[Start of AVAILABLE RECORDS]

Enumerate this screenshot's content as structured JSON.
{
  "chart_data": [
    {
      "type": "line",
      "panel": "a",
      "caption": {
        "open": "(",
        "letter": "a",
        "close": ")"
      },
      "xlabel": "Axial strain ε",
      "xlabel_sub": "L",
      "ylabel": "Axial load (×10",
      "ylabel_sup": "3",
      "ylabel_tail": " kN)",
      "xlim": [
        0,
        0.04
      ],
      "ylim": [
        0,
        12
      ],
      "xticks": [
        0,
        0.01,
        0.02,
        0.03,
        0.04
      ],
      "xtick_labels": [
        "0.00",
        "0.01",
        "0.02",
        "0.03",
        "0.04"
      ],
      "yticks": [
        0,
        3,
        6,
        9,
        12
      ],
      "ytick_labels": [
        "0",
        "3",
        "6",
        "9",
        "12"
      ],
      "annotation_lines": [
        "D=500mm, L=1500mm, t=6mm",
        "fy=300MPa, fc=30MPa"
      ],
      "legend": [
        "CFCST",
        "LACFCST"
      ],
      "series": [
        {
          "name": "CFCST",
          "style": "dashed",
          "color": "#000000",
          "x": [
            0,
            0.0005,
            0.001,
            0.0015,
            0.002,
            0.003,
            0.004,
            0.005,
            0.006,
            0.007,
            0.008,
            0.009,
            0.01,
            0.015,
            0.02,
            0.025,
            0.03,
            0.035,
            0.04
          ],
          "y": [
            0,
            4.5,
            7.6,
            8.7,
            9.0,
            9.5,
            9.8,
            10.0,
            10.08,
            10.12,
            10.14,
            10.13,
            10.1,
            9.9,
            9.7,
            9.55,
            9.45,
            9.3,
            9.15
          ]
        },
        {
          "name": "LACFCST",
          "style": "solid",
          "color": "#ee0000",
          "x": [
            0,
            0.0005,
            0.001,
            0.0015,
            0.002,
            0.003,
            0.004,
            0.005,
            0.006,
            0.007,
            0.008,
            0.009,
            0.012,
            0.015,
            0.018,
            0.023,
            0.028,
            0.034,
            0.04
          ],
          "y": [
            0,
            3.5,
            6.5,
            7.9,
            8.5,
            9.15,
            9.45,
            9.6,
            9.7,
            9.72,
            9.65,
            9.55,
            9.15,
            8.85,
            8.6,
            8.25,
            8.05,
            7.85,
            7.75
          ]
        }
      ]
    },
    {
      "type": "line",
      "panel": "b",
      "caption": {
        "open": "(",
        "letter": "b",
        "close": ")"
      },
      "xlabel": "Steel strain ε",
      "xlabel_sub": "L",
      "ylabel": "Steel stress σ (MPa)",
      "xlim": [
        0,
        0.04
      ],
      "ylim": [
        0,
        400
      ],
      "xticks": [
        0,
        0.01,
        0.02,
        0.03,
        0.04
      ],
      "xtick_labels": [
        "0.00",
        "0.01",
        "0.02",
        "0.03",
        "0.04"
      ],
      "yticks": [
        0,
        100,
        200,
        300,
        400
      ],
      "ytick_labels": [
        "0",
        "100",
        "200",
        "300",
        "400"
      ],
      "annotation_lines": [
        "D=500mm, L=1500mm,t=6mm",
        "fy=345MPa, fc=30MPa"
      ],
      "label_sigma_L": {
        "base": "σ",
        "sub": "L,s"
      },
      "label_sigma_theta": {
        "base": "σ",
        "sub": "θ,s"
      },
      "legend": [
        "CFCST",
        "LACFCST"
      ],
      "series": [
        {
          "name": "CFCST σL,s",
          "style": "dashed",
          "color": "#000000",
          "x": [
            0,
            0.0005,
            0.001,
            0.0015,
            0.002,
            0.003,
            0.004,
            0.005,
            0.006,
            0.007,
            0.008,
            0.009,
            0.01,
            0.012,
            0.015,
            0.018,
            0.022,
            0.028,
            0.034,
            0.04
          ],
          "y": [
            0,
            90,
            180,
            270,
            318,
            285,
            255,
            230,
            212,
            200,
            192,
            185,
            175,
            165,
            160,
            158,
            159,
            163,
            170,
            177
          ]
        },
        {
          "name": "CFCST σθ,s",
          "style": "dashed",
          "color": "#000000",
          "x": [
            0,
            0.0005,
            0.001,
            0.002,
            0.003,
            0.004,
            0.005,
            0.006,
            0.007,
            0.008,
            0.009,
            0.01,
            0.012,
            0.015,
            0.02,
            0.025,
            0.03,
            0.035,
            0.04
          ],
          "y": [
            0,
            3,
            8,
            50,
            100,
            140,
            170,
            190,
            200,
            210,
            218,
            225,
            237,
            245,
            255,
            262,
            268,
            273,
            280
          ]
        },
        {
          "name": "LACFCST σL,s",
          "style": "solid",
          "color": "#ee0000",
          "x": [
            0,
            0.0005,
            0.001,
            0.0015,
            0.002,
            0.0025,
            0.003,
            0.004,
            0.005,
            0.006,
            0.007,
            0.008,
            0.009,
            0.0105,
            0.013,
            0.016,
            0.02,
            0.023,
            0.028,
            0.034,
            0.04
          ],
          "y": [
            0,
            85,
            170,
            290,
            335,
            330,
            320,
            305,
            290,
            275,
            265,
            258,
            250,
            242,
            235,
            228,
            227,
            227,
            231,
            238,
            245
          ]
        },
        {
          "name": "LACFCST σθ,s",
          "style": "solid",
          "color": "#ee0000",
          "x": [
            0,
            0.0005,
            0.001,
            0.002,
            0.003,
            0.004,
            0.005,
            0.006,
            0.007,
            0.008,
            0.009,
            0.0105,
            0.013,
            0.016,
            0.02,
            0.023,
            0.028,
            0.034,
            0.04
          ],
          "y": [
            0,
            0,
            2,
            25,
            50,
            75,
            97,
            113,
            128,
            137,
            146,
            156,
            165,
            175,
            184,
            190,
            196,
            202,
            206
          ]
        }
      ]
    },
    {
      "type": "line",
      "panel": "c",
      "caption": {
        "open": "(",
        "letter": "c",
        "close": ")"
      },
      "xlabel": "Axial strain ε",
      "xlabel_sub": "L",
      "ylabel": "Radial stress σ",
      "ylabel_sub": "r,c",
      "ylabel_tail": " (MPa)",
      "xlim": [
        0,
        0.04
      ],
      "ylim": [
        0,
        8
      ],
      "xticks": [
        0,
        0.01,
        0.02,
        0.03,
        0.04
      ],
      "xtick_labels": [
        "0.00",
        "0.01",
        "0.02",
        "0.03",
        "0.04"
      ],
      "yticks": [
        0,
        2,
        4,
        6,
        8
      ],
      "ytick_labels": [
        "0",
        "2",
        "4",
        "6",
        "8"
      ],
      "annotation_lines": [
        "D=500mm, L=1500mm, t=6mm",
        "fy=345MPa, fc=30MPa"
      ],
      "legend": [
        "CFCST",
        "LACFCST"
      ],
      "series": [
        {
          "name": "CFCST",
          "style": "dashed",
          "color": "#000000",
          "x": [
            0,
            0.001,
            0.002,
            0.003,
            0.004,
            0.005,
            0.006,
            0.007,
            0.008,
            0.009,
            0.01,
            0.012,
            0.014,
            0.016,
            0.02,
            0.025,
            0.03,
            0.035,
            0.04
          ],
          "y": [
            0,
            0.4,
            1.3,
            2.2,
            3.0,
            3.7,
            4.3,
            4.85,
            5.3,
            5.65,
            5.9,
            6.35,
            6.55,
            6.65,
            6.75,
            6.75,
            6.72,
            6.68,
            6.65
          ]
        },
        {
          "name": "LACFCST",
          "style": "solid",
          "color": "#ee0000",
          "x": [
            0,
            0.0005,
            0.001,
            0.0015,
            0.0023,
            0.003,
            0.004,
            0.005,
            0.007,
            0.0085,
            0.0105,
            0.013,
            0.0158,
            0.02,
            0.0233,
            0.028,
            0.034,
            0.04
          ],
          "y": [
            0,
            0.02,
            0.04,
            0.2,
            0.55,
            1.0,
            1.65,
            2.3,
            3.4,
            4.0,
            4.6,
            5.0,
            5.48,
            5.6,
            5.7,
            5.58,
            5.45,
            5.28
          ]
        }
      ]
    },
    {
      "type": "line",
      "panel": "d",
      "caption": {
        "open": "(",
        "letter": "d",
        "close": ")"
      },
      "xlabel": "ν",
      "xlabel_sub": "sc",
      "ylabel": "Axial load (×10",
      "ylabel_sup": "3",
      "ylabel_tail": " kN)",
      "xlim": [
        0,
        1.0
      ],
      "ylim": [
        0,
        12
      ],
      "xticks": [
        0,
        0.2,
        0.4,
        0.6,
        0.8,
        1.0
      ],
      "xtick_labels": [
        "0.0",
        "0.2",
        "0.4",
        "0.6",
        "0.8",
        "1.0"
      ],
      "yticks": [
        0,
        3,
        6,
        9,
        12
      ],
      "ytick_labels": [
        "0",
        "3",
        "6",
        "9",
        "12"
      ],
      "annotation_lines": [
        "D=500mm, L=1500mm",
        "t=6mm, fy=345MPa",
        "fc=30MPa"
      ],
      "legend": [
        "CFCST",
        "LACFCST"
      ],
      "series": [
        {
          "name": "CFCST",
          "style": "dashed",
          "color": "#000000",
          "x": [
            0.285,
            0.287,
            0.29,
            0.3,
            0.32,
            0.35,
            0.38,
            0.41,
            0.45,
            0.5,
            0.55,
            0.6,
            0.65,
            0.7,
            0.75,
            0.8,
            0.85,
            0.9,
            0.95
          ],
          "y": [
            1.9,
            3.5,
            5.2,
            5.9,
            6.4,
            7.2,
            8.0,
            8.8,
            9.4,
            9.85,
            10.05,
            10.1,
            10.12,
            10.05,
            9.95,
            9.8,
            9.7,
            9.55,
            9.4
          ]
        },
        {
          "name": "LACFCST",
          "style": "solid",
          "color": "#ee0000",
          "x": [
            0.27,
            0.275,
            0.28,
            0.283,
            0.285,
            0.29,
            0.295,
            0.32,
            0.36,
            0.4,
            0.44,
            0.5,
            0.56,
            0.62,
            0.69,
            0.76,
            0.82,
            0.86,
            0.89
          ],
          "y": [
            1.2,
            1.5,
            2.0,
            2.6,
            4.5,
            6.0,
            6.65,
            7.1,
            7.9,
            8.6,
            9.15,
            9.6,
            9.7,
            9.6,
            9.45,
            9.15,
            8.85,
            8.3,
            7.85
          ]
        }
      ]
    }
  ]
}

[End of AVAILABLE RECORDS]

[AIM OF THE TASK]: Gather each line from the entries above that includes the word "stress".

[SOLUTION BELOW]:
      "ylabel": "Steel stress σ (MPa)",
      "ylabel": "Radial stress σ",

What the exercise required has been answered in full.